Extracted material
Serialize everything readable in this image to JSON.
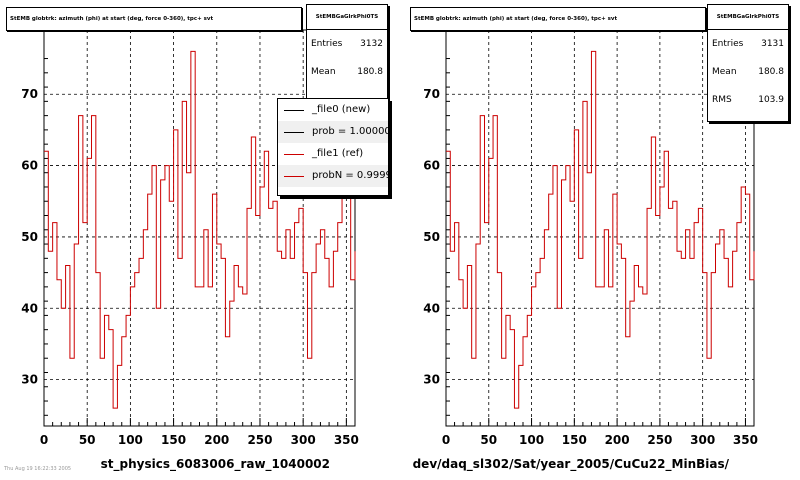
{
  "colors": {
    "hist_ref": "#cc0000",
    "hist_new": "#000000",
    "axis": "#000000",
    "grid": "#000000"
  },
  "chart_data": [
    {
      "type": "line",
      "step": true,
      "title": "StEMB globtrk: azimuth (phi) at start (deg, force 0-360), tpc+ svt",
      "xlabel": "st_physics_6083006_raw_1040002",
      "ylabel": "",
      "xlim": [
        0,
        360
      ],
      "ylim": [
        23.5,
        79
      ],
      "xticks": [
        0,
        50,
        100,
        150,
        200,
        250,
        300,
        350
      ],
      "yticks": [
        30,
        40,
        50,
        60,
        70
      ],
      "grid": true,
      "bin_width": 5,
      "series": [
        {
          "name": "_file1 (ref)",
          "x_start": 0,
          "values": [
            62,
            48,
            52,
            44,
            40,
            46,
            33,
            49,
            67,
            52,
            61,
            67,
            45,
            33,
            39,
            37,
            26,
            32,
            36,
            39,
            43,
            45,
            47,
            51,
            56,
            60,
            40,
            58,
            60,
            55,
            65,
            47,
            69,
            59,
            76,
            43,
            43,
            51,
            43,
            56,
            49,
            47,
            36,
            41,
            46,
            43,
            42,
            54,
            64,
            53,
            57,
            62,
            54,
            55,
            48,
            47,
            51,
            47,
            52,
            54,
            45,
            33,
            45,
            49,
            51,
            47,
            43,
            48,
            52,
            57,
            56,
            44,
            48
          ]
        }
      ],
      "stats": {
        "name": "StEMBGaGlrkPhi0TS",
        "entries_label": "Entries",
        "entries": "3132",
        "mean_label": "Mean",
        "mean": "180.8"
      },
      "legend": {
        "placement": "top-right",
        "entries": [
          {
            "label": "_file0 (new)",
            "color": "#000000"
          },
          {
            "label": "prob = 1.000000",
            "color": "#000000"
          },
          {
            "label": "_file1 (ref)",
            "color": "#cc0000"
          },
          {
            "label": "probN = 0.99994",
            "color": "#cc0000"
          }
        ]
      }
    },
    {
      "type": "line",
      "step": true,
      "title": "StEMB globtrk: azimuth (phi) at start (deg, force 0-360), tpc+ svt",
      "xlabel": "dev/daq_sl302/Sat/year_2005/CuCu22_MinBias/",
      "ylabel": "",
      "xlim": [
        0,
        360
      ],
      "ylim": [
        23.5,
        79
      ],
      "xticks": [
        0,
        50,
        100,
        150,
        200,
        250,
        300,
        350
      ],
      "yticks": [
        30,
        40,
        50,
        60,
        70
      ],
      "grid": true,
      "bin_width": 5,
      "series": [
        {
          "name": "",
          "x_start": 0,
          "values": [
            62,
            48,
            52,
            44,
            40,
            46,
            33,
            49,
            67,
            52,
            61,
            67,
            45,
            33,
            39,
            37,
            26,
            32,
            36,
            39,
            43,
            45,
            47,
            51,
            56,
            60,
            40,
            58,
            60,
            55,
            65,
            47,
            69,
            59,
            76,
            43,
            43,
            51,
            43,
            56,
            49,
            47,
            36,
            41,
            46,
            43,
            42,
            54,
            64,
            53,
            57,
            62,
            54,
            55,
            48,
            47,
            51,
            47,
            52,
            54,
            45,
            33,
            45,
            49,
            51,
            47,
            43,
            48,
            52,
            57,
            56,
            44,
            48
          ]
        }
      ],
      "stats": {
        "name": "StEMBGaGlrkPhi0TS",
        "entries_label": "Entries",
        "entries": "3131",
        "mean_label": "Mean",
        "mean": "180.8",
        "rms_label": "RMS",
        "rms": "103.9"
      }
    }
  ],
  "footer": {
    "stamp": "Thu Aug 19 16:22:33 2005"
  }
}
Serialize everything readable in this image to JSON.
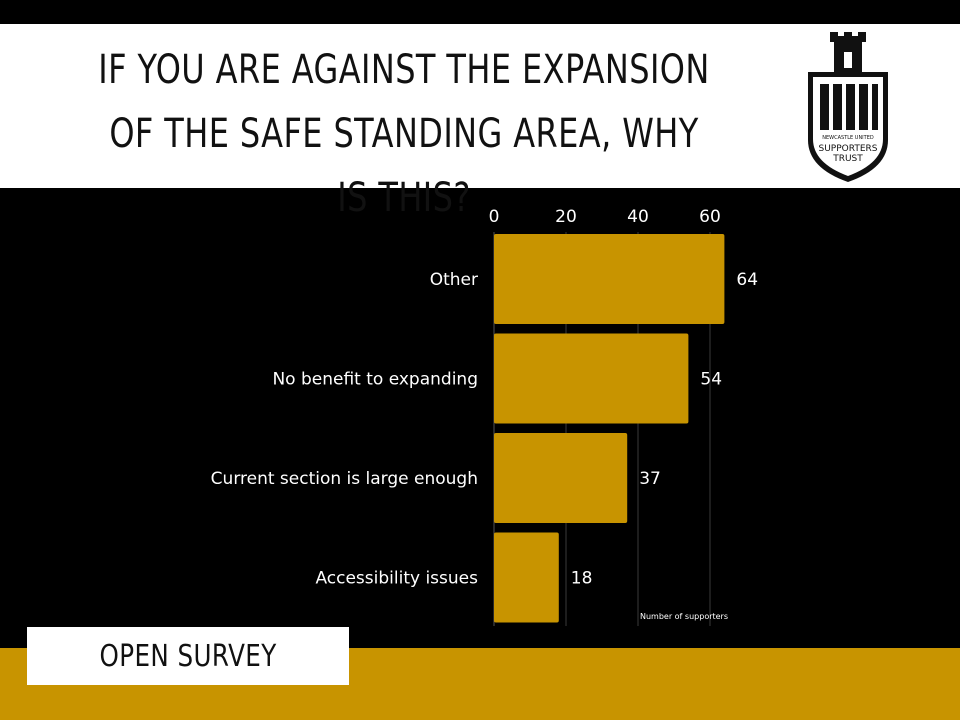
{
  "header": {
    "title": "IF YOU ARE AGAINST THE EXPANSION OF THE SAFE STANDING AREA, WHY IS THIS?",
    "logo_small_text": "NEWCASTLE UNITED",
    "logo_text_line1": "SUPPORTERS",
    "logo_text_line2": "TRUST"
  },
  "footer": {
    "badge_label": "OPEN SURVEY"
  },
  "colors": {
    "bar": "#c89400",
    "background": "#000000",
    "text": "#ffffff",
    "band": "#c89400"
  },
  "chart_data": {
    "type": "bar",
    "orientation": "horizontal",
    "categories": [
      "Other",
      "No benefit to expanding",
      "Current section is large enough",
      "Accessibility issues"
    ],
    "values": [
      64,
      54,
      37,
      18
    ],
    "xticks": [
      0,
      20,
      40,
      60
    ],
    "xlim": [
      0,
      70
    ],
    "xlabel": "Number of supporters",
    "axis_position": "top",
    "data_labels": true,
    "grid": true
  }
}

==

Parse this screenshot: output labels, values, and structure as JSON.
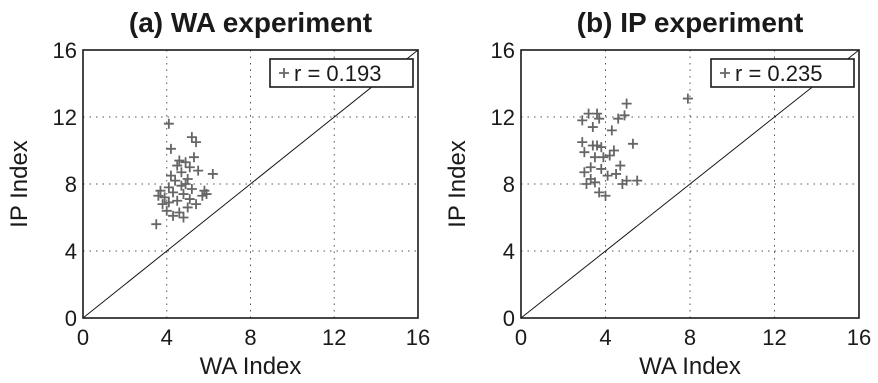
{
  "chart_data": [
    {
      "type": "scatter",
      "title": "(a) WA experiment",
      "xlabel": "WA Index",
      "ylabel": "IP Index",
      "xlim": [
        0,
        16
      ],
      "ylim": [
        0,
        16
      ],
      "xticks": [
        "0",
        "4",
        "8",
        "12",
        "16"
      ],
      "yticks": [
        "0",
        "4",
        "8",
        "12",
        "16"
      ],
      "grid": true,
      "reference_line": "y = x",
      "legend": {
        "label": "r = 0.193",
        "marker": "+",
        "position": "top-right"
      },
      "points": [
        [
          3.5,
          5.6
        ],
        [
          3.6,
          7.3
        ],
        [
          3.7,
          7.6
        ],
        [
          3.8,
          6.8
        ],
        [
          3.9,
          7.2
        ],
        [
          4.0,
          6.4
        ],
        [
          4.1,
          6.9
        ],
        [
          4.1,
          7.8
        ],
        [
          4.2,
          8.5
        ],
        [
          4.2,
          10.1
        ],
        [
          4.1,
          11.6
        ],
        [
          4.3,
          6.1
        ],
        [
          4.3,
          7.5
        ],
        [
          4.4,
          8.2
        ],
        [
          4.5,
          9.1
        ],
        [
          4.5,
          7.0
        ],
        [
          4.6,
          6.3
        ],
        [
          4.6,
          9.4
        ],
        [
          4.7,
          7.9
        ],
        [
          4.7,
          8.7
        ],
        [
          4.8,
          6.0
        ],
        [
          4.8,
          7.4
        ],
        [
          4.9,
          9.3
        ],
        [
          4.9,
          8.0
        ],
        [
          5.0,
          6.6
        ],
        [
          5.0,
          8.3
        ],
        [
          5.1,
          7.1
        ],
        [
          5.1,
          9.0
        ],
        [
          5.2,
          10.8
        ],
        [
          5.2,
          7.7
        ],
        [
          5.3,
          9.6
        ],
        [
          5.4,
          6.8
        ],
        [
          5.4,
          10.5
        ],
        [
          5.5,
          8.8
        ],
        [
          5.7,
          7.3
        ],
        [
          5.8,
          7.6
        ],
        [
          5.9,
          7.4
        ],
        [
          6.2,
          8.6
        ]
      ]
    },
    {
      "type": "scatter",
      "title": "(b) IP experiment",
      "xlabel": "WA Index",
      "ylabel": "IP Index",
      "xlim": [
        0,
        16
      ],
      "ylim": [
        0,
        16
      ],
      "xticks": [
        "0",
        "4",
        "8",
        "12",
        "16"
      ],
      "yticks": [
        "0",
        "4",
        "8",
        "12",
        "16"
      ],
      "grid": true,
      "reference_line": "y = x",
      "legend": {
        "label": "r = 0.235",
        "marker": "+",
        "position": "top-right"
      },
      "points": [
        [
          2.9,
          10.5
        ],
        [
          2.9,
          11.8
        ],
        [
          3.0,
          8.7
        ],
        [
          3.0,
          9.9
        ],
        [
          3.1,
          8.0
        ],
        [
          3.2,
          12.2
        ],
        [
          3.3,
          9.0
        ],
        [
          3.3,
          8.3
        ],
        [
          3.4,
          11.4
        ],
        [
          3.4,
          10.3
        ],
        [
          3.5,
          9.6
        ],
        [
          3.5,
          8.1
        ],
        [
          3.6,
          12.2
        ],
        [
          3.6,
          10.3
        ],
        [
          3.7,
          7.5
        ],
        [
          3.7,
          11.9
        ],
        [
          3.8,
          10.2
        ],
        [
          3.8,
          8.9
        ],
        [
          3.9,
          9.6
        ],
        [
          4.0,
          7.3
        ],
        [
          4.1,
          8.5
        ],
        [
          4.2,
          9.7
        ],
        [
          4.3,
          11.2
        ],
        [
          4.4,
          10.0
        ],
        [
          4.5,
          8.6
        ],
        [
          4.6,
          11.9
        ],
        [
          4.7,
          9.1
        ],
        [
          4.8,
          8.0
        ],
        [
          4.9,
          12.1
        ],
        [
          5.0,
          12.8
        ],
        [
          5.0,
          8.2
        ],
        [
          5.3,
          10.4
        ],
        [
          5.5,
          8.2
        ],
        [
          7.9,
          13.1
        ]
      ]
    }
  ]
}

Aim
From the listing above, copy out each line where the word "name" appears.

Answer to this problem
          "name": "_file1 (ref)",
        "name": "StEMBGaGlrkPhi0TS",
          "name": "",
        "name": "StEMBGaGlrkPhi0TS",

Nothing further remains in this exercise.